──────── STORED ROWS
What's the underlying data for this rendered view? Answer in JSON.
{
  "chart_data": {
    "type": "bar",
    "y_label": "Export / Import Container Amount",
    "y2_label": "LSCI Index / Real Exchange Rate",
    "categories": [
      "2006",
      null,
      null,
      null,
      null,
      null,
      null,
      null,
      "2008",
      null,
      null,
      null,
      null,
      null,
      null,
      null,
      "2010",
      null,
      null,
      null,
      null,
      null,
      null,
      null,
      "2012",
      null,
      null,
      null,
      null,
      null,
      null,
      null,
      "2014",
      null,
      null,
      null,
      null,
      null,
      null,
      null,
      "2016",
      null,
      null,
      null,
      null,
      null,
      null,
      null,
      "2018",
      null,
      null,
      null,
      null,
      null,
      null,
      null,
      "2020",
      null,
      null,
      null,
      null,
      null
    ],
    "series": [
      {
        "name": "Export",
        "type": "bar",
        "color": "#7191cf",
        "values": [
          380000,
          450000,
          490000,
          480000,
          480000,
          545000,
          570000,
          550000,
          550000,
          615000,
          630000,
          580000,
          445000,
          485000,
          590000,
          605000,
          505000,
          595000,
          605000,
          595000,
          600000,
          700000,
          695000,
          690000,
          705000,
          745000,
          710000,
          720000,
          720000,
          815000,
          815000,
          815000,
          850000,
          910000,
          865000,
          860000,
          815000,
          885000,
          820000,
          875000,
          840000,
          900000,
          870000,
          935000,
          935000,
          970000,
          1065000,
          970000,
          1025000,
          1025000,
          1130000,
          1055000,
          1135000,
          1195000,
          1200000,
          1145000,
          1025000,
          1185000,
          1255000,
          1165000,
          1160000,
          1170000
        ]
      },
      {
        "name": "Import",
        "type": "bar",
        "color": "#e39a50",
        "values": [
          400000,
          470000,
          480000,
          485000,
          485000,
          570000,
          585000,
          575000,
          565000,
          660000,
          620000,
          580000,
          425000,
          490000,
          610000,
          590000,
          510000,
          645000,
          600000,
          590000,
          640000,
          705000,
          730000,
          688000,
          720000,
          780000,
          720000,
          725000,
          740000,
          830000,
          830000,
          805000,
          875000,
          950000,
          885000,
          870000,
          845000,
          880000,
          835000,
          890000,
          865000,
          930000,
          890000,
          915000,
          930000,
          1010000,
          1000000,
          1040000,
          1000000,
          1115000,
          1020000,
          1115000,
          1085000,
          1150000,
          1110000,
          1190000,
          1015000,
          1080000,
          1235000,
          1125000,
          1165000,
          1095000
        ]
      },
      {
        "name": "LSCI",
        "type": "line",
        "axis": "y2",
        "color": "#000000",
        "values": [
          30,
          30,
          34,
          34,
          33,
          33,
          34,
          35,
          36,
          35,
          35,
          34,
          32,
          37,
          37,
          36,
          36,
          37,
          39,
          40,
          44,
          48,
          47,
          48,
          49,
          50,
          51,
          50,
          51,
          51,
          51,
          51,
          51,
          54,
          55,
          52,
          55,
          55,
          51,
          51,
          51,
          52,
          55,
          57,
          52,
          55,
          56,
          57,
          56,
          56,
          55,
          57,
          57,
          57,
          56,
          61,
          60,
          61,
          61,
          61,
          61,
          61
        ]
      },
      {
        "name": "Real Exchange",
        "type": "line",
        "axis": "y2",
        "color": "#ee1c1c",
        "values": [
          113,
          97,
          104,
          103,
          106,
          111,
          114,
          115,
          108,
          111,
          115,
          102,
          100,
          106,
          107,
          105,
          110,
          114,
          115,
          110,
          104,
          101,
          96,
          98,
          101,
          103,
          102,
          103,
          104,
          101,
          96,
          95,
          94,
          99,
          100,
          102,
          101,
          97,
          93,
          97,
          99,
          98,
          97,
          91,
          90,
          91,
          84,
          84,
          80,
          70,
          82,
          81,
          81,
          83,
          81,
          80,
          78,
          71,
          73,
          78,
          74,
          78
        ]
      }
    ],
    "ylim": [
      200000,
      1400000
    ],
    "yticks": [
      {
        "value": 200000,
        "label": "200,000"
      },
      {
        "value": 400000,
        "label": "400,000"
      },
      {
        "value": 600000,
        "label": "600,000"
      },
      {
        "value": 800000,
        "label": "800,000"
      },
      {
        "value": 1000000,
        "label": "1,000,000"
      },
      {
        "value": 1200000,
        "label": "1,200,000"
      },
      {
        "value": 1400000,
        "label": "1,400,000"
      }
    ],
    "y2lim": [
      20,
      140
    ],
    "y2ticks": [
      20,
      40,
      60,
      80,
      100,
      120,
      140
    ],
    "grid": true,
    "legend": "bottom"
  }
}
────────────────
Every entry must be retyped in full, exactly as given.

What's the underlying data for this rendered view? Answer in JSON.
{
  "chart_data": {
    "type": "bar",
    "y_label": "Export / Import Container Amount",
    "y2_label": "LSCI Index / Real Exchange Rate",
    "categories": [
      "2006",
      null,
      null,
      null,
      null,
      null,
      null,
      null,
      "2008",
      null,
      null,
      null,
      null,
      null,
      null,
      null,
      "2010",
      null,
      null,
      null,
      null,
      null,
      null,
      null,
      "2012",
      null,
      null,
      null,
      null,
      null,
      null,
      null,
      "2014",
      null,
      null,
      null,
      null,
      null,
      null,
      null,
      "2016",
      null,
      null,
      null,
      null,
      null,
      null,
      null,
      "2018",
      null,
      null,
      null,
      null,
      null,
      null,
      null,
      "2020",
      null,
      null,
      null,
      null,
      null
    ],
    "series": [
      {
        "name": "Export",
        "type": "bar",
        "color": "#7191cf",
        "values": [
          380000,
          450000,
          490000,
          480000,
          480000,
          545000,
          570000,
          550000,
          550000,
          615000,
          630000,
          580000,
          445000,
          485000,
          590000,
          605000,
          505000,
          595000,
          605000,
          595000,
          600000,
          700000,
          695000,
          690000,
          705000,
          745000,
          710000,
          720000,
          720000,
          815000,
          815000,
          815000,
          850000,
          910000,
          865000,
          860000,
          815000,
          885000,
          820000,
          875000,
          840000,
          900000,
          870000,
          935000,
          935000,
          970000,
          1065000,
          970000,
          1025000,
          1025000,
          1130000,
          1055000,
          1135000,
          1195000,
          1200000,
          1145000,
          1025000,
          1185000,
          1255000,
          1165000,
          1160000,
          1170000
        ]
      },
      {
        "name": "Import",
        "type": "bar",
        "color": "#e39a50",
        "values": [
          400000,
          470000,
          480000,
          485000,
          485000,
          570000,
          585000,
          575000,
          565000,
          660000,
          620000,
          580000,
          425000,
          490000,
          610000,
          590000,
          510000,
          645000,
          600000,
          590000,
          640000,
          705000,
          730000,
          688000,
          720000,
          780000,
          720000,
          725000,
          740000,
          830000,
          830000,
          805000,
          875000,
          950000,
          885000,
          870000,
          845000,
          880000,
          835000,
          890000,
          865000,
          930000,
          890000,
          915000,
          930000,
          1010000,
          1000000,
          1040000,
          1000000,
          1115000,
          1020000,
          1115000,
          1085000,
          1150000,
          1110000,
          1190000,
          1015000,
          1080000,
          1235000,
          1125000,
          1165000,
          1095000
        ]
      },
      {
        "name": "LSCI",
        "type": "line",
        "axis": "y2",
        "color": "#000000",
        "values": [
          30,
          30,
          34,
          34,
          33,
          33,
          34,
          35,
          36,
          35,
          35,
          34,
          32,
          37,
          37,
          36,
          36,
          37,
          39,
          40,
          44,
          48,
          47,
          48,
          49,
          50,
          51,
          50,
          51,
          51,
          51,
          51,
          51,
          54,
          55,
          52,
          55,
          55,
          51,
          51,
          51,
          52,
          55,
          57,
          52,
          55,
          56,
          57,
          56,
          56,
          55,
          57,
          57,
          57,
          56,
          61,
          60,
          61,
          61,
          61,
          61,
          61
        ]
      },
      {
        "name": "Real Exchange",
        "type": "line",
        "axis": "y2",
        "color": "#ee1c1c",
        "values": [
          113,
          97,
          104,
          103,
          106,
          111,
          114,
          115,
          108,
          111,
          115,
          102,
          100,
          106,
          107,
          105,
          110,
          114,
          115,
          110,
          104,
          101,
          96,
          98,
          101,
          103,
          102,
          103,
          104,
          101,
          96,
          95,
          94,
          99,
          100,
          102,
          101,
          97,
          93,
          97,
          99,
          98,
          97,
          91,
          90,
          91,
          84,
          84,
          80,
          70,
          82,
          81,
          81,
          83,
          81,
          80,
          78,
          71,
          73,
          78,
          74,
          78
        ]
      }
    ],
    "ylim": [
      200000,
      1400000
    ],
    "yticks": [
      {
        "value": 200000,
        "label": "200,000"
      },
      {
        "value": 400000,
        "label": "400,000"
      },
      {
        "value": 600000,
        "label": "600,000"
      },
      {
        "value": 800000,
        "label": "800,000"
      },
      {
        "value": 1000000,
        "label": "1,000,000"
      },
      {
        "value": 1200000,
        "label": "1,200,000"
      },
      {
        "value": 1400000,
        "label": "1,400,000"
      }
    ],
    "y2lim": [
      20,
      140
    ],
    "y2ticks": [
      20,
      40,
      60,
      80,
      100,
      120,
      140
    ],
    "grid": true,
    "legend": "bottom"
  }
}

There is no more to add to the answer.